EXERCISE REQUIREMENTS –
Please reproduce the lines below word for word, with no changes.

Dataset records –
►
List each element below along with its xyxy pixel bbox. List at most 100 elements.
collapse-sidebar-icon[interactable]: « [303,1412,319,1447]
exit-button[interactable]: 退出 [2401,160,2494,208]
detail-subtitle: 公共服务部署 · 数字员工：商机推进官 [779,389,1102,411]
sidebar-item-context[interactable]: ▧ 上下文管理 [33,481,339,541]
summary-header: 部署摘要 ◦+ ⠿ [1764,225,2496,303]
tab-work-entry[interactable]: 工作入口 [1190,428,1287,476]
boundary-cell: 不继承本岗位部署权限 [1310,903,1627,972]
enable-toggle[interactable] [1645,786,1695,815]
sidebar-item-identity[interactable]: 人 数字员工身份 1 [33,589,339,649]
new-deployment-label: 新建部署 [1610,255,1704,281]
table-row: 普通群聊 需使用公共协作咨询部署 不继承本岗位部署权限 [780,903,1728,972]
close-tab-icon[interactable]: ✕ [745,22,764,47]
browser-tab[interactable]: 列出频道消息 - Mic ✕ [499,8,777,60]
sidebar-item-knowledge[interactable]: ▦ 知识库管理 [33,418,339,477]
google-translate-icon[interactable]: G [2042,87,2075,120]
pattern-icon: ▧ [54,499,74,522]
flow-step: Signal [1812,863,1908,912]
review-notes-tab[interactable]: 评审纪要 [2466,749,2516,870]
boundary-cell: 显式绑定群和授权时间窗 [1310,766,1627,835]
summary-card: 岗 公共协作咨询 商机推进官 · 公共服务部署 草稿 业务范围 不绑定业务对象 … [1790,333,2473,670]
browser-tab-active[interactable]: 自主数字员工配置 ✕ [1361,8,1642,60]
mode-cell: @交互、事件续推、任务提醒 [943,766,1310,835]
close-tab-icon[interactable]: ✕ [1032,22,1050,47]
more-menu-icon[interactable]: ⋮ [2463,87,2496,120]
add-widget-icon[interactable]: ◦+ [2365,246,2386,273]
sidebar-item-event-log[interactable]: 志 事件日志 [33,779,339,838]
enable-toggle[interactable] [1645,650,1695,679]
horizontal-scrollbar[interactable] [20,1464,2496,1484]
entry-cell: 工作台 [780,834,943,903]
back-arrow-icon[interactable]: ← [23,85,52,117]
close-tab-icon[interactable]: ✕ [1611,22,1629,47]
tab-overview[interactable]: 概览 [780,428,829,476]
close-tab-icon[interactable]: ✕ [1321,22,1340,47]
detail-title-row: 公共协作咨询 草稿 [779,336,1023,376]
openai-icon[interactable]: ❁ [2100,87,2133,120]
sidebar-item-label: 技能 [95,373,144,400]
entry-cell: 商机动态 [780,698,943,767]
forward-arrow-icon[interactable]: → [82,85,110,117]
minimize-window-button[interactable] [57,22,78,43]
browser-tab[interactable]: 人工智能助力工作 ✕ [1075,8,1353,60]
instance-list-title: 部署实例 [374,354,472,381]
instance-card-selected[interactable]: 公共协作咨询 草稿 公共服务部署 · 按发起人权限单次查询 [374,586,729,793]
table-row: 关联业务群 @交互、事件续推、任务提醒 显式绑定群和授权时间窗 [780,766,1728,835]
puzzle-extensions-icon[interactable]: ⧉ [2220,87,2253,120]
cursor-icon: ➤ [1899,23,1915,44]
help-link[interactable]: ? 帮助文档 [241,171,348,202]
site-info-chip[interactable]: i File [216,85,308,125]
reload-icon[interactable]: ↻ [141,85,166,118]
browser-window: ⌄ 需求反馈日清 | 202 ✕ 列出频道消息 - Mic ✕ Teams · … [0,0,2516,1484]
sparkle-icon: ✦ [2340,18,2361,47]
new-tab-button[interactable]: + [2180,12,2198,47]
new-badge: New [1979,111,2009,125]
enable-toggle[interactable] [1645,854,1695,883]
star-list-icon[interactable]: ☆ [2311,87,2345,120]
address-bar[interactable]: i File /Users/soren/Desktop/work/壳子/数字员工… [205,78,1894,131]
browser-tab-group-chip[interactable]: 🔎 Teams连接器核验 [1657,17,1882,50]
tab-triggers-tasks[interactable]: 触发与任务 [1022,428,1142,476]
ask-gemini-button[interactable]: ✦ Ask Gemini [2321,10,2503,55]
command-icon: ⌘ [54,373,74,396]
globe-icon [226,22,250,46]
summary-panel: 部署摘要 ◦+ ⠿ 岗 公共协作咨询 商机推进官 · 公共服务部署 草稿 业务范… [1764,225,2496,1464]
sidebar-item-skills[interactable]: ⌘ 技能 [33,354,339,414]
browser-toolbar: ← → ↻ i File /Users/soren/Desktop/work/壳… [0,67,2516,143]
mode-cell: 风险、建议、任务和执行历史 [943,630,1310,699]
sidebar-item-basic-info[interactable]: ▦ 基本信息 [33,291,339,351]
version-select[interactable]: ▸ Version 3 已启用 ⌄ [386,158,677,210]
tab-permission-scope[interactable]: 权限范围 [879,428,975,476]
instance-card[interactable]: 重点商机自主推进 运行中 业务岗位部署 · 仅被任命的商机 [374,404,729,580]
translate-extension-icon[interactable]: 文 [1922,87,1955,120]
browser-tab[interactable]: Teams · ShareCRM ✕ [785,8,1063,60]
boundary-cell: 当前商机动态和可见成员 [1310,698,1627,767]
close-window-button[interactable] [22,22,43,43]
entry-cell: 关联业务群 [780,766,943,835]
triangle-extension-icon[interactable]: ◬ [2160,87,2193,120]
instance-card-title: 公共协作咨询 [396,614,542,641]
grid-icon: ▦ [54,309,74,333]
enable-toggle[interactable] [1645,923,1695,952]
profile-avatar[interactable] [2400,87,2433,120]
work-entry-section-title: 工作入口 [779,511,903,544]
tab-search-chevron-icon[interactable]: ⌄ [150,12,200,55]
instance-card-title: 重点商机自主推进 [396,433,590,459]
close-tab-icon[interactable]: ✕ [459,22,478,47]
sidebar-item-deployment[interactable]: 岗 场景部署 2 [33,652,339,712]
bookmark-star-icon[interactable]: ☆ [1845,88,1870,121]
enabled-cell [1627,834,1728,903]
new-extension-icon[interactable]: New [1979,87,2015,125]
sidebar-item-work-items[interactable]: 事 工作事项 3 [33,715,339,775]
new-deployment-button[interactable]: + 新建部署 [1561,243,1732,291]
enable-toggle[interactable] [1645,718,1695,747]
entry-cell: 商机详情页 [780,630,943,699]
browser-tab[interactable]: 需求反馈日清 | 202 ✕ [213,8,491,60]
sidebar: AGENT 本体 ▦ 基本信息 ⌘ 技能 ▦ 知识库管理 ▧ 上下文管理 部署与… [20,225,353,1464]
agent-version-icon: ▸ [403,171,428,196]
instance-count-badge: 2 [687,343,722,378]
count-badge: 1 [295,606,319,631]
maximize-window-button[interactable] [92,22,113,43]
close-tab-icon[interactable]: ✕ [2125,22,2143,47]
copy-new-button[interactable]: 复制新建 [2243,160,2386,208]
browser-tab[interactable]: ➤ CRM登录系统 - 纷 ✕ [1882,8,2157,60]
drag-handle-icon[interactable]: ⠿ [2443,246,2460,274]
◄
CORRECT OUTPUT –
List each element below along with its xyxy pixel bbox. List at most 100 elements.
collapse-sidebar-icon[interactable]: « [303,1412,319,1447]
exit-button[interactable]: 退出 [2401,160,2494,208]
detail-subtitle: 公共服务部署 · 数字员工：商机推进官 [779,389,1102,411]
sidebar-item-context[interactable]: ▧ 上下文管理 [33,481,339,541]
summary-header: 部署摘要 ◦+ ⠿ [1764,225,2496,303]
tab-work-entry[interactable]: 工作入口 [1190,428,1287,476]
boundary-cell: 不继承本岗位部署权限 [1310,903,1627,972]
enable-toggle[interactable] [1645,786,1695,815]
sidebar-item-identity[interactable]: 人 数字员工身份 1 [33,589,339,649]
new-deployment-label: 新建部署 [1610,255,1704,281]
table-row: 普通群聊 需使用公共协作咨询部署 不继承本岗位部署权限 [780,903,1728,972]
close-tab-icon[interactable]: ✕ [745,22,764,47]
browser-tab[interactable]: 列出频道消息 - Mic ✕ [499,8,777,60]
sidebar-item-knowledge[interactable]: ▦ 知识库管理 [33,418,339,477]
google-translate-icon[interactable]: G [2042,87,2075,120]
pattern-icon: ▧ [54,499,74,522]
flow-step: Signal [1812,863,1908,912]
review-notes-tab[interactable]: 评审纪要 [2466,749,2516,870]
boundary-cell: 显式绑定群和授权时间窗 [1310,766,1627,835]
summary-card: 岗 公共协作咨询 商机推进官 · 公共服务部署 草稿 业务范围 不绑定业务对象 … [1790,333,2473,670]
browser-tab-active[interactable]: 自主数字员工配置 ✕ [1361,8,1642,60]
mode-cell: @交互、事件续推、任务提醒 [943,766,1310,835]
close-tab-icon[interactable]: ✕ [1032,22,1050,47]
more-menu-icon[interactable]: ⋮ [2463,87,2496,120]
add-widget-icon[interactable]: ◦+ [2365,246,2386,273]
sidebar-item-event-log[interactable]: 志 事件日志 [33,779,339,838]
enable-toggle[interactable] [1645,650,1695,679]
horizontal-scrollbar[interactable] [20,1464,2496,1484]
entry-cell: 工作台 [780,834,943,903]
back-arrow-icon[interactable]: ← [23,85,52,117]
close-tab-icon[interactable]: ✕ [1611,22,1629,47]
tab-overview[interactable]: 概览 [780,428,829,476]
close-tab-icon[interactable]: ✕ [1321,22,1340,47]
detail-title-row: 公共协作咨询 草稿 [779,336,1023,376]
openai-icon[interactable]: ❁ [2100,87,2133,120]
sidebar-item-label: 技能 [95,373,144,400]
entry-cell: 商机动态 [780,698,943,767]
forward-arrow-icon[interactable]: → [82,85,110,117]
minimize-window-button[interactable] [57,22,78,43]
browser-tab[interactable]: 人工智能助力工作 ✕ [1075,8,1353,60]
instance-list-title: 部署实例 [374,354,472,381]
instance-card-selected[interactable]: 公共协作咨询 草稿 公共服务部署 · 按发起人权限单次查询 [374,586,729,793]
table-row: 关联业务群 @交互、事件续推、任务提醒 显式绑定群和授权时间窗 [780,766,1728,835]
puzzle-extensions-icon[interactable]: ⧉ [2220,87,2253,120]
cursor-icon: ➤ [1899,23,1915,44]
help-link[interactable]: ? 帮助文档 [241,171,348,202]
site-info-chip[interactable]: i File [216,85,308,125]
reload-icon[interactable]: ↻ [141,85,166,118]
browser-window: ⌄ 需求反馈日清 | 202 ✕ 列出频道消息 - Mic ✕ Teams · … [0,0,2516,1484]
sparkle-icon: ✦ [2340,18,2361,47]
new-tab-button[interactable]: + [2180,12,2198,47]
new-badge: New [1979,111,2009,125]
enable-toggle[interactable] [1645,854,1695,883]
star-list-icon[interactable]: ☆ [2311,87,2345,120]
address-bar[interactable]: i File /Users/soren/Desktop/work/壳子/数字员工… [205,78,1894,131]
browser-tab-group-chip[interactable]: 🔎 Teams连接器核验 [1657,17,1882,50]
tab-triggers-tasks[interactable]: 触发与任务 [1022,428,1142,476]
ask-gemini-button[interactable]: ✦ Ask Gemini [2321,10,2503,55]
command-icon: ⌘ [54,373,74,396]
globe-icon [226,22,250,46]
summary-panel: 部署摘要 ◦+ ⠿ 岗 公共协作咨询 商机推进官 · 公共服务部署 草稿 业务范… [1764,225,2496,1464]
sidebar-item-skills[interactable]: ⌘ 技能 [33,354,339,414]
browser-toolbar: ← → ↻ i File /Users/soren/Desktop/work/壳… [0,67,2516,143]
mode-cell: 风险、建议、任务和执行历史 [943,630,1310,699]
sidebar-item-basic-info[interactable]: ▦ 基本信息 [33,291,339,351]
version-select[interactable]: ▸ Version 3 已启用 ⌄ [386,158,677,210]
tab-permission-scope[interactable]: 权限范围 [879,428,975,476]
instance-card[interactable]: 重点商机自主推进 运行中 业务岗位部署 · 仅被任命的商机 [374,404,729,580]
translate-extension-icon[interactable]: 文 [1922,87,1955,120]
browser-tab[interactable]: Teams · ShareCRM ✕ [785,8,1063,60]
boundary-cell: 当前商机动态和可见成员 [1310,698,1627,767]
close-window-button[interactable] [22,22,43,43]
entry-cell: 关联业务群 [780,766,943,835]
triangle-extension-icon[interactable]: ◬ [2160,87,2193,120]
instance-card-title: 公共协作咨询 [396,614,542,641]
grid-icon: ▦ [54,309,74,333]
enable-toggle[interactable] [1645,923,1695,952]
profile-avatar[interactable] [2400,87,2433,120]
work-entry-section-title: 工作入口 [779,511,903,544]
tab-search-chevron-icon[interactable]: ⌄ [150,12,200,55]
instance-card-title: 重点商机自主推进 [396,433,590,459]
close-tab-icon[interactable]: ✕ [459,22,478,47]
sidebar-item-deployment[interactable]: 岗 场景部署 2 [33,652,339,712]
bookmark-star-icon[interactable]: ☆ [1845,88,1870,121]
enabled-cell [1627,834,1728,903]
new-extension-icon[interactable]: New [1979,87,2015,125]
sidebar-item-work-items[interactable]: 事 工作事项 3 [33,715,339,775]
new-deployment-button[interactable]: + 新建部署 [1561,243,1732,291]
enable-toggle[interactable] [1645,718,1695,747]
entry-cell: 商机详情页 [780,630,943,699]
browser-tab[interactable]: 需求反馈日清 | 202 ✕ [213,8,491,60]
sidebar: AGENT 本体 ▦ 基本信息 ⌘ 技能 ▦ 知识库管理 ▧ 上下文管理 部署与… [20,225,353,1464]
agent-version-icon: ▸ [403,171,428,196]
instance-count-badge: 2 [687,343,722,378]
count-badge: 1 [295,606,319,631]
maximize-window-button[interactable] [92,22,113,43]
close-tab-icon[interactable]: ✕ [2125,22,2143,47]
copy-new-button[interactable]: 复制新建 [2243,160,2386,208]
browser-tab[interactable]: ➤ CRM登录系统 - 纷 ✕ [1882,8,2157,60]
drag-handle-icon[interactable]: ⠿ [2443,246,2460,274]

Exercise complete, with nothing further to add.